EXERCISE BRIEF ▸
Word for word, transcribe the lines below and drop the pictures.

—————

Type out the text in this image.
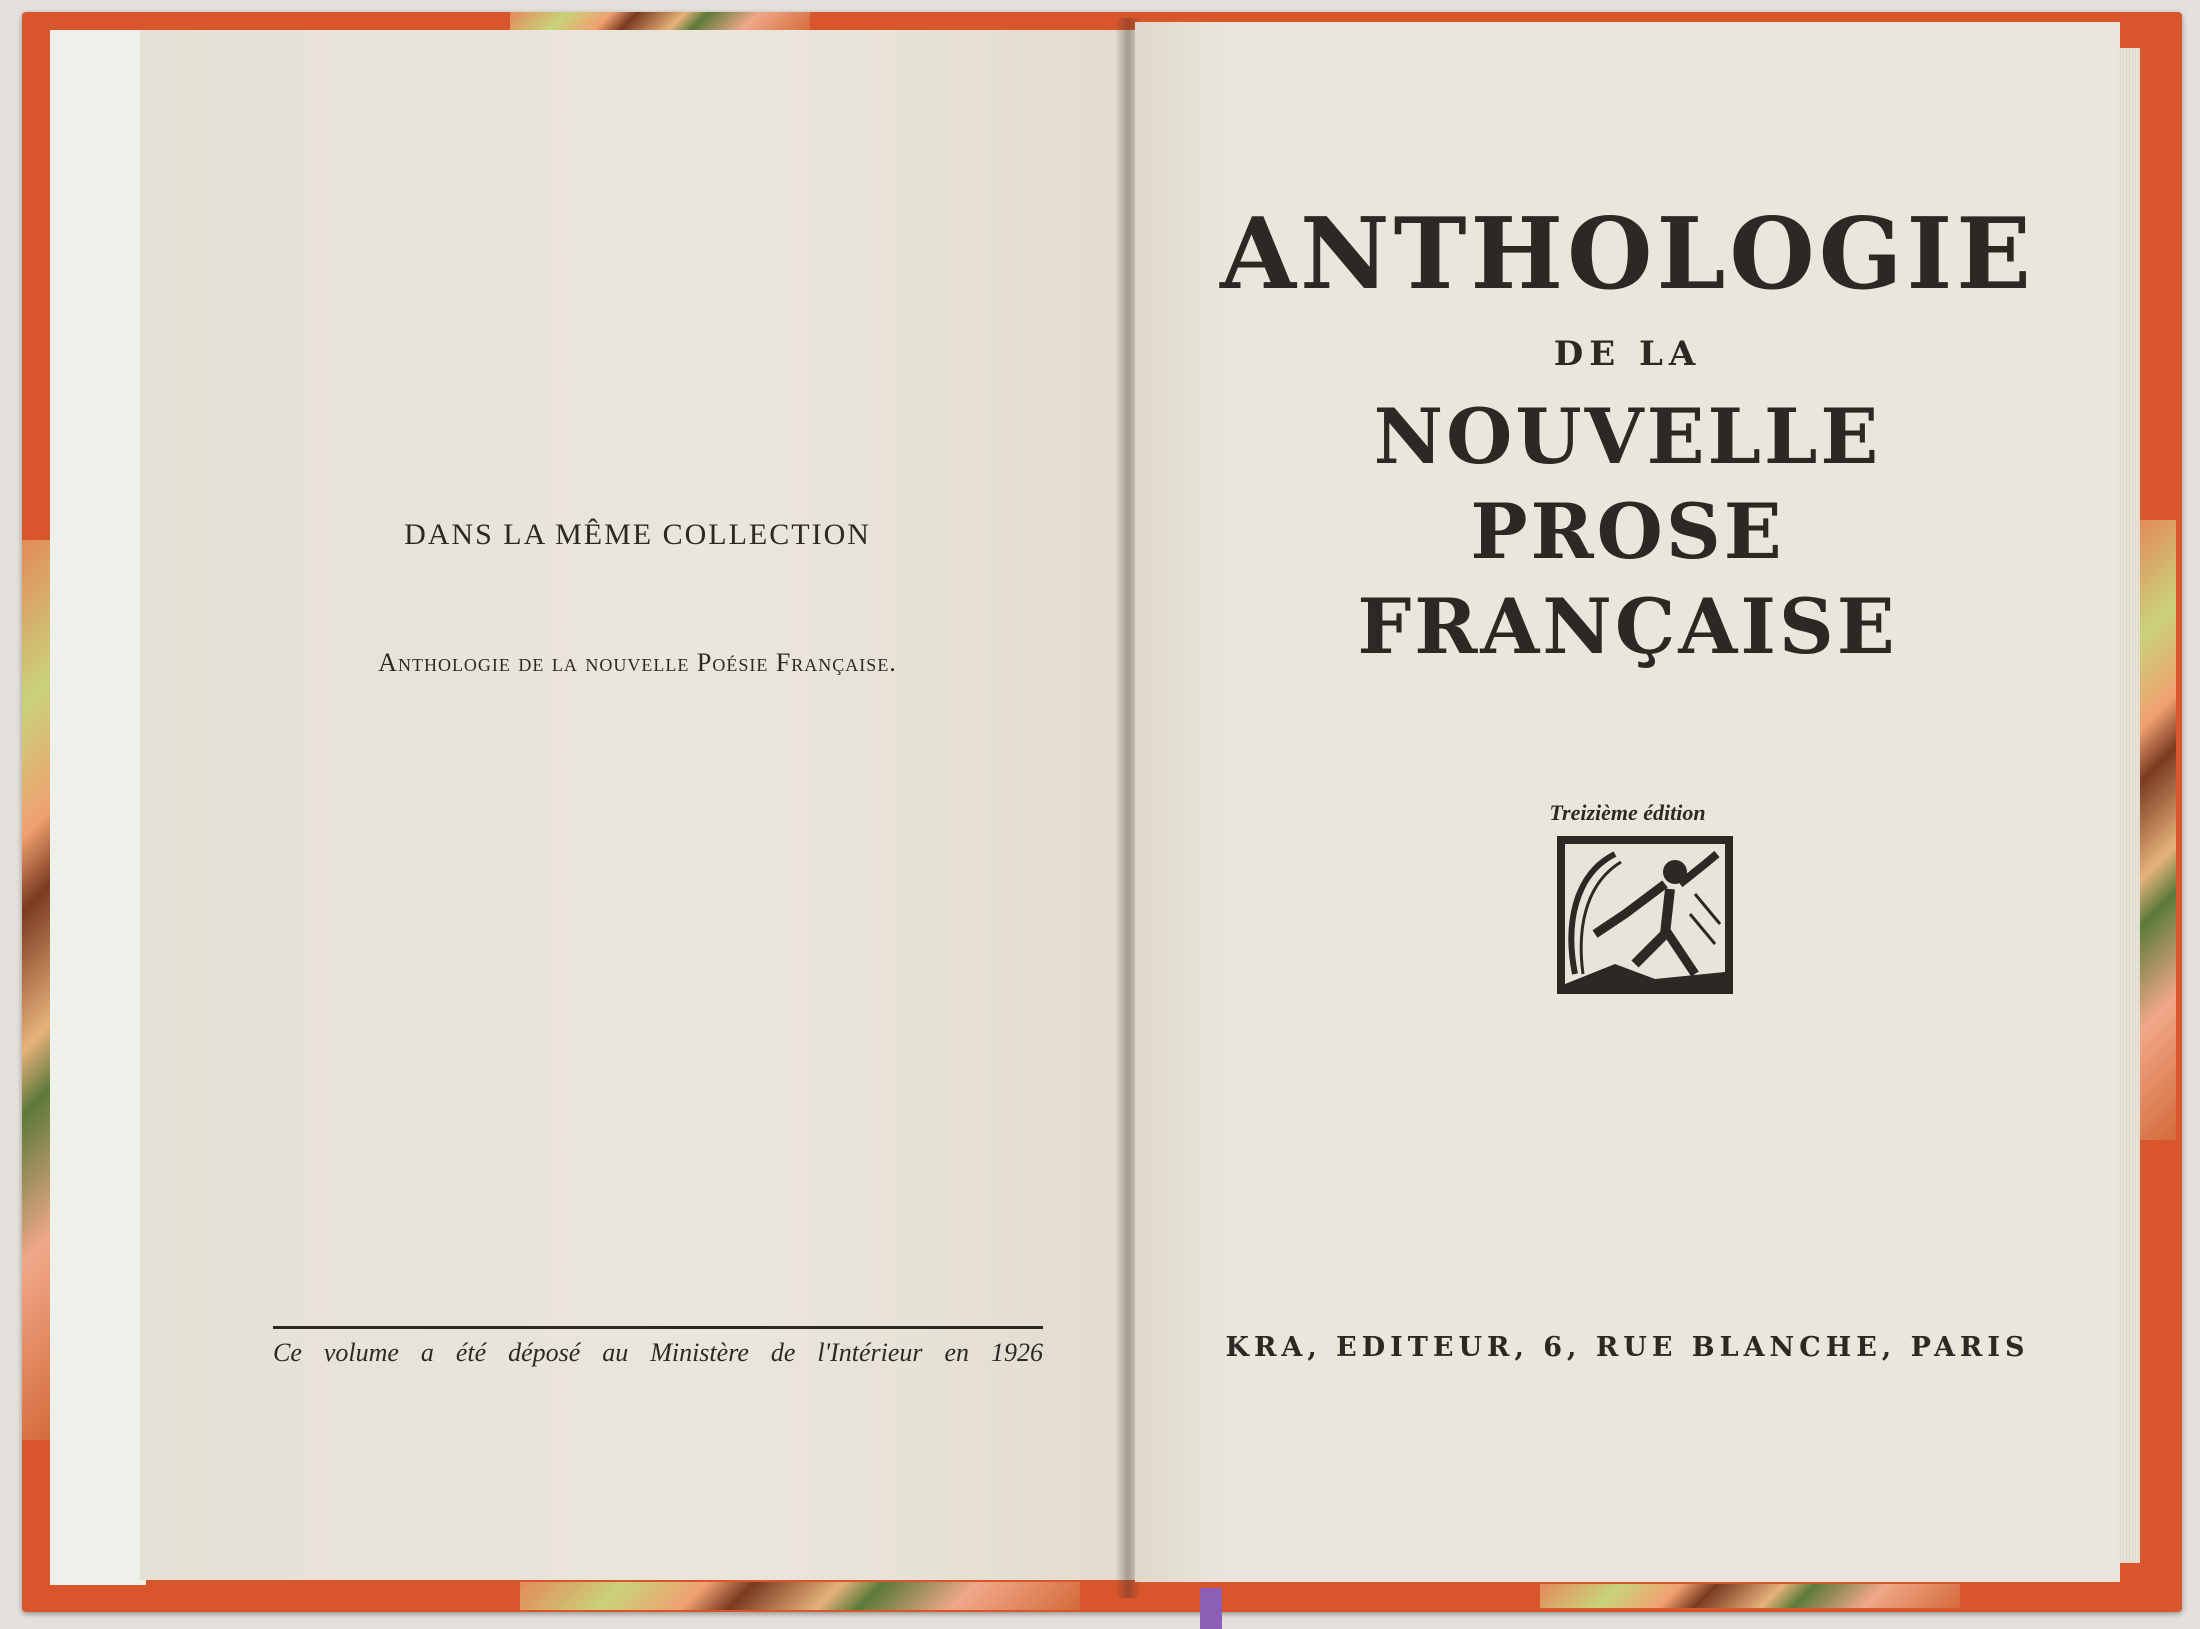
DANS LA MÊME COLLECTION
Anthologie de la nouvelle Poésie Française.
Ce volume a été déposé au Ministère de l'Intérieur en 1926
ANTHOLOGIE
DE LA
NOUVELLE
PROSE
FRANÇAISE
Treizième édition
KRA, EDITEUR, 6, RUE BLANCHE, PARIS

—————

IN RESPONSE ▸
Type out the text in this image.
DANS LA MÊME COLLECTION
Anthologie de la nouvelle Poésie Française.
Ce volume a été déposé au Ministère de l'Intérieur en 1926
ANTHOLOGIE
DE LA
NOUVELLE
PROSE
FRANÇAISE
Treizième édition
KRA, EDITEUR, 6, RUE BLANCHE, PARIS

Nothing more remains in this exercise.